(Instructions for the task):
Reproduce the listing below word for word, with no pictures.

(Stored records):
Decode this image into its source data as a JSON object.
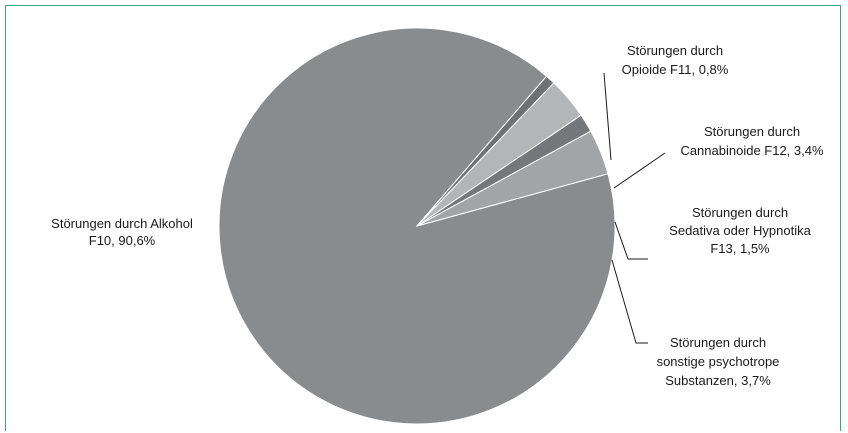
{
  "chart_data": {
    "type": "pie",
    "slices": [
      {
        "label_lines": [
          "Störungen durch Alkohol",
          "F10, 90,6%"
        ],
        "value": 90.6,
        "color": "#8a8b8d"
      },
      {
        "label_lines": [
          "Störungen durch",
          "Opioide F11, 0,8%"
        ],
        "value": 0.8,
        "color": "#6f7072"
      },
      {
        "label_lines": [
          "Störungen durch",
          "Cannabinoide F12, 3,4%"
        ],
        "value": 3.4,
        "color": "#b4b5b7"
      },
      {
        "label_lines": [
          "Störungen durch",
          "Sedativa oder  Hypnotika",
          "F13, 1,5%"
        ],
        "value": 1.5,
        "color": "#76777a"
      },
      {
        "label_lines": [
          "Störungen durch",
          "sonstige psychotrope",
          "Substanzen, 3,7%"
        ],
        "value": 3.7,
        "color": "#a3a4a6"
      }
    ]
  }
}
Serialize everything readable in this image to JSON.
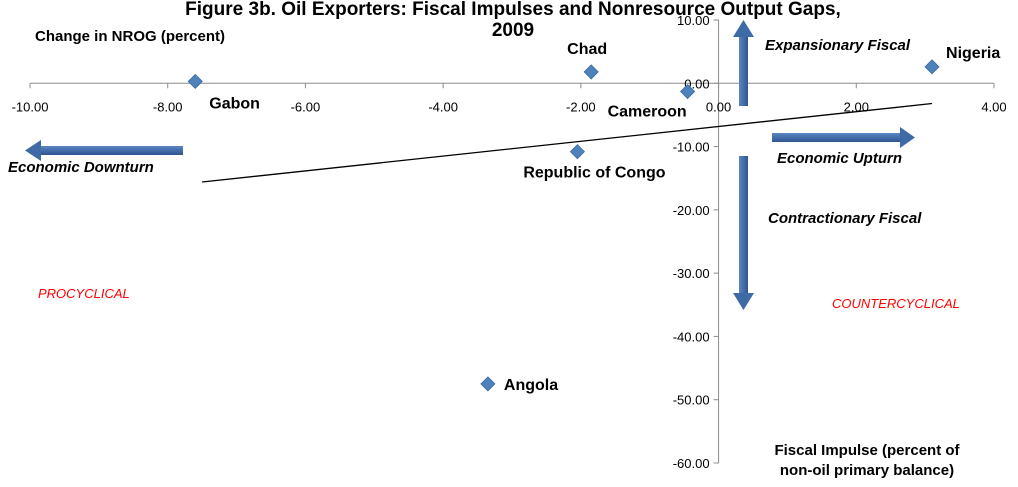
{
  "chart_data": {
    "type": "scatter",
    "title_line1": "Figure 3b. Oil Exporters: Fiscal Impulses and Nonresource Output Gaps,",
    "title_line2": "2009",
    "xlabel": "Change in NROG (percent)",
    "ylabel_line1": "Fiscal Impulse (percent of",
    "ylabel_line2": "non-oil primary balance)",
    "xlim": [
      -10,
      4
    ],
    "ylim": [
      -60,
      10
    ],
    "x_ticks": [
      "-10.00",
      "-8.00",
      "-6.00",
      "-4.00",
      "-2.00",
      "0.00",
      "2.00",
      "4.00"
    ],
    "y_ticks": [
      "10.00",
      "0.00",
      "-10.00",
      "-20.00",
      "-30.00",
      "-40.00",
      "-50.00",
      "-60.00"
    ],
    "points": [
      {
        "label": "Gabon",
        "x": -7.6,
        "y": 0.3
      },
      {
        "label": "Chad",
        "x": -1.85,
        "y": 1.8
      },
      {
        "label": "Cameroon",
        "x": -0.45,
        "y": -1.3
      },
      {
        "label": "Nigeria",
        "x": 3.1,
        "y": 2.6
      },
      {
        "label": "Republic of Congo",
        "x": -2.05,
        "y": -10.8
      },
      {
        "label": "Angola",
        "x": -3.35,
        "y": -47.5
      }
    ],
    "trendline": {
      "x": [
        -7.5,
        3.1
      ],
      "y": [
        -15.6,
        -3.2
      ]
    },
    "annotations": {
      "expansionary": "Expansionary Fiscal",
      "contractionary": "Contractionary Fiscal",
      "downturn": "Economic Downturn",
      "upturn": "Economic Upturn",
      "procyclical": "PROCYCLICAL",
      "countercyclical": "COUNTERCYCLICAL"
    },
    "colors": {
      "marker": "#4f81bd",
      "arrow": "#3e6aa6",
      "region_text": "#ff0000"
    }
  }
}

(Answer for the task):
Decode this image into its source data as a JSON object.
{
  "chart_data": {
    "type": "pie",
    "slices": [
      {
        "label_lines": [
          "Störungen durch Alkohol",
          "F10, 90,6%"
        ],
        "value": 90.6,
        "color": "#8a8b8d"
      },
      {
        "label_lines": [
          "Störungen durch",
          "Opioide F11, 0,8%"
        ],
        "value": 0.8,
        "color": "#6f7072"
      },
      {
        "label_lines": [
          "Störungen durch",
          "Cannabinoide F12, 3,4%"
        ],
        "value": 3.4,
        "color": "#b4b5b7"
      },
      {
        "label_lines": [
          "Störungen durch",
          "Sedativa oder  Hypnotika",
          "F13, 1,5%"
        ],
        "value": 1.5,
        "color": "#76777a"
      },
      {
        "label_lines": [
          "Störungen durch",
          "sonstige psychotrope",
          "Substanzen, 3,7%"
        ],
        "value": 3.7,
        "color": "#a3a4a6"
      }
    ]
  }
}
Serialize everything readable in this image to JSON.
{
  "chart_data": {
    "type": "scatter",
    "title_line1": "Figure 3b. Oil Exporters: Fiscal Impulses and Nonresource Output Gaps,",
    "title_line2": "2009",
    "xlabel": "Change in NROG (percent)",
    "ylabel_line1": "Fiscal Impulse (percent of",
    "ylabel_line2": "non-oil primary balance)",
    "xlim": [
      -10,
      4
    ],
    "ylim": [
      -60,
      10
    ],
    "x_ticks": [
      "-10.00",
      "-8.00",
      "-6.00",
      "-4.00",
      "-2.00",
      "0.00",
      "2.00",
      "4.00"
    ],
    "y_ticks": [
      "10.00",
      "0.00",
      "-10.00",
      "-20.00",
      "-30.00",
      "-40.00",
      "-50.00",
      "-60.00"
    ],
    "points": [
      {
        "label": "Gabon",
        "x": -7.6,
        "y": 0.3
      },
      {
        "label": "Chad",
        "x": -1.85,
        "y": 1.8
      },
      {
        "label": "Cameroon",
        "x": -0.45,
        "y": -1.3
      },
      {
        "label": "Nigeria",
        "x": 3.1,
        "y": 2.6
      },
      {
        "label": "Republic of Congo",
        "x": -2.05,
        "y": -10.8
      },
      {
        "label": "Angola",
        "x": -3.35,
        "y": -47.5
      }
    ],
    "trendline": {
      "x": [
        -7.5,
        3.1
      ],
      "y": [
        -15.6,
        -3.2
      ]
    },
    "annotations": {
      "expansionary": "Expansionary Fiscal",
      "contractionary": "Contractionary Fiscal",
      "downturn": "Economic Downturn",
      "upturn": "Economic Upturn",
      "procyclical": "PROCYCLICAL",
      "countercyclical": "COUNTERCYCLICAL"
    },
    "colors": {
      "marker": "#4f81bd",
      "arrow": "#3e6aa6",
      "region_text": "#ff0000"
    }
  }
}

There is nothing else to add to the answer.